**EXERCISE REQUIREMENTS**
Where the records below have a line with "from", that line is to be copied.

**DATA TO PROCESS**
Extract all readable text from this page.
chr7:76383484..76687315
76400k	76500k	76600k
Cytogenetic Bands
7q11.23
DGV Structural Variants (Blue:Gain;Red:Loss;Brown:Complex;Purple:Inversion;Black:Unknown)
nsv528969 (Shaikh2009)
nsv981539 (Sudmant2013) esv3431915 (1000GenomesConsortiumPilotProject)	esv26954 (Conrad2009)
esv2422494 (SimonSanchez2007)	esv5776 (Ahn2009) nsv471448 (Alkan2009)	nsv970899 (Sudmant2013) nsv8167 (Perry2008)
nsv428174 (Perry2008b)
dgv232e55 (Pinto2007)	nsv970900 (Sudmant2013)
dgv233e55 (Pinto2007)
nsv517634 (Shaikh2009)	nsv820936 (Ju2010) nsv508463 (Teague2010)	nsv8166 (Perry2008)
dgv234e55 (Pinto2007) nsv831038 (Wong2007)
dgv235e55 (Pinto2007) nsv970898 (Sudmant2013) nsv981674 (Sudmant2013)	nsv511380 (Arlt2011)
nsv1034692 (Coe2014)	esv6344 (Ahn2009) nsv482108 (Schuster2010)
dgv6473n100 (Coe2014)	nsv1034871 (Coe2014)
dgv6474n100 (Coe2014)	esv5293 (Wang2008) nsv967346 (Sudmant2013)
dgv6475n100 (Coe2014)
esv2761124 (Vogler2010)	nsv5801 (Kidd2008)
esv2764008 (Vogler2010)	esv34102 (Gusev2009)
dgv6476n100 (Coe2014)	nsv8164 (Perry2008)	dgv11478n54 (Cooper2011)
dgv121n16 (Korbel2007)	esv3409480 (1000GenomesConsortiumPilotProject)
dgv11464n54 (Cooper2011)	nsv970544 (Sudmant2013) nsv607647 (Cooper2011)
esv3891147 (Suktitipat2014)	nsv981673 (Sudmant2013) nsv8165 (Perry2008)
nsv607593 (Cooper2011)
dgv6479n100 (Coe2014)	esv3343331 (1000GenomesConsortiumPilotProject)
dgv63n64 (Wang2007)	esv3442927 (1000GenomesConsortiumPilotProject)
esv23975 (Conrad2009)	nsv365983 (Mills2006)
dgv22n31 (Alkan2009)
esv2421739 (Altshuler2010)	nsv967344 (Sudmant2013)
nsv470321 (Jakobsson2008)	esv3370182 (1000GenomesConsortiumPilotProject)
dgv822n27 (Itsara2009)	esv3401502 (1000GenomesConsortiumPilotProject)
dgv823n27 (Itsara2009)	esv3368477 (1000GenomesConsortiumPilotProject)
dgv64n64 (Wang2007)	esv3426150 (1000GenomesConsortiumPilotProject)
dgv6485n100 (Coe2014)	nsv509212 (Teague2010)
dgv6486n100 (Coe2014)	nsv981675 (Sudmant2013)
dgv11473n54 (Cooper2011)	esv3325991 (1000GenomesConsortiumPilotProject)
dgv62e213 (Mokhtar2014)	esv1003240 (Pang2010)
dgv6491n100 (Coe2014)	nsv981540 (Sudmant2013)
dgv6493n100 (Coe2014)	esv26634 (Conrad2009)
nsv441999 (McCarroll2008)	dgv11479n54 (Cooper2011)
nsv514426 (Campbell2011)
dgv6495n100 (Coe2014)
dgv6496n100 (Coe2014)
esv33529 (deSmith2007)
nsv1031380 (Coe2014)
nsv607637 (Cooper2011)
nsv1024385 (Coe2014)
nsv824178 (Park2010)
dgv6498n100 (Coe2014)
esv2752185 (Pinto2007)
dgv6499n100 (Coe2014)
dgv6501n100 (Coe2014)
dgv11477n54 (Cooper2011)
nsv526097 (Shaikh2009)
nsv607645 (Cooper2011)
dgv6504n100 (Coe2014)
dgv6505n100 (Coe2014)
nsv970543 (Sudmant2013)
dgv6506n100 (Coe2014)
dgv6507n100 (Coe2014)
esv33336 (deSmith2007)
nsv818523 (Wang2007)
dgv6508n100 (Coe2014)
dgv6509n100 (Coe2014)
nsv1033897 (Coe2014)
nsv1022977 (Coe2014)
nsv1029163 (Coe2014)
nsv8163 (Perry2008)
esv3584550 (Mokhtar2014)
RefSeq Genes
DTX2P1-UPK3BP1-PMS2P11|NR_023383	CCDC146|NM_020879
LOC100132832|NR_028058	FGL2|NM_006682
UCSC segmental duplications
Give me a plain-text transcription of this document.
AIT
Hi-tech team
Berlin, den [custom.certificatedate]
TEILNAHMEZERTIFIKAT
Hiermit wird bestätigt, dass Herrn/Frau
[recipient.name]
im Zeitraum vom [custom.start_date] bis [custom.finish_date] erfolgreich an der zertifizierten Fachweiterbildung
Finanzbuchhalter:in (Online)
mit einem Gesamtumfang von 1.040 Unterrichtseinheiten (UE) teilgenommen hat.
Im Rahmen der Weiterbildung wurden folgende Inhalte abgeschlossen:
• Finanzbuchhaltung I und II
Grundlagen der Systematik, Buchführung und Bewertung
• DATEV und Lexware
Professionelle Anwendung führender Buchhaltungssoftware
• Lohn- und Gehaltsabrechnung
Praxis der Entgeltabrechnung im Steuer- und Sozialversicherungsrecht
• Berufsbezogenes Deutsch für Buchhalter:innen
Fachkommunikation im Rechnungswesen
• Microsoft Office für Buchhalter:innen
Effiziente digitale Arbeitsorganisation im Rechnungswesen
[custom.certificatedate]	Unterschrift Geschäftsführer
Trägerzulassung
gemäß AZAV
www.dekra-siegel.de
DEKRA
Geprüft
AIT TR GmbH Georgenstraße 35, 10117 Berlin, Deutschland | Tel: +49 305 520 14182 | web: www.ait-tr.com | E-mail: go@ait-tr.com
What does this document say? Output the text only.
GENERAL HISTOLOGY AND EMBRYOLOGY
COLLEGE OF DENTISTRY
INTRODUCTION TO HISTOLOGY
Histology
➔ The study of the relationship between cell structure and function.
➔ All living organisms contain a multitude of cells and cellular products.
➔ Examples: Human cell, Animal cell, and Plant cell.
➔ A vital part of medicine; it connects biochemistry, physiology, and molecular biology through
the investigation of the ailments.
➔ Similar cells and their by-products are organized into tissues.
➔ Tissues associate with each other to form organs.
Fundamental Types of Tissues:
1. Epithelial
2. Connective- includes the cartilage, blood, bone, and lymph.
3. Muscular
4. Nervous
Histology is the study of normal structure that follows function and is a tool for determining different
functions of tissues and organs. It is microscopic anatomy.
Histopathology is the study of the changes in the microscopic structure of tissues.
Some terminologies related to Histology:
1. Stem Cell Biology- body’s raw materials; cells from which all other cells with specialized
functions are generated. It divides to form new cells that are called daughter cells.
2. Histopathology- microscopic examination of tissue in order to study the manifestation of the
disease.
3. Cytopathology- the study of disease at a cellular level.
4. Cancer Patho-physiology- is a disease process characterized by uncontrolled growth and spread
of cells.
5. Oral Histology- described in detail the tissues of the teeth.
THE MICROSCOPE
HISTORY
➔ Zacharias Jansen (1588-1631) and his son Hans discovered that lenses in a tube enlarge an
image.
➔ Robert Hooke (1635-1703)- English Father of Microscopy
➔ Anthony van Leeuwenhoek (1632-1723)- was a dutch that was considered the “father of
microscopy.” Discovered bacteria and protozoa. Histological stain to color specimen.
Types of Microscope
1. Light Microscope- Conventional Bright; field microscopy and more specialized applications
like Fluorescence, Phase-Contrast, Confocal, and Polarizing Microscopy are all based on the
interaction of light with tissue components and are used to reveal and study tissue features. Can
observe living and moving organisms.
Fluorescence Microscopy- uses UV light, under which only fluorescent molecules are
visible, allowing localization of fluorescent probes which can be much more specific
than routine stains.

**ANSWER FOR THE TASK**
Extract all readable text from this page.
1. Stem Cell Biology- body’s raw materials; cells from which all other cells with specialized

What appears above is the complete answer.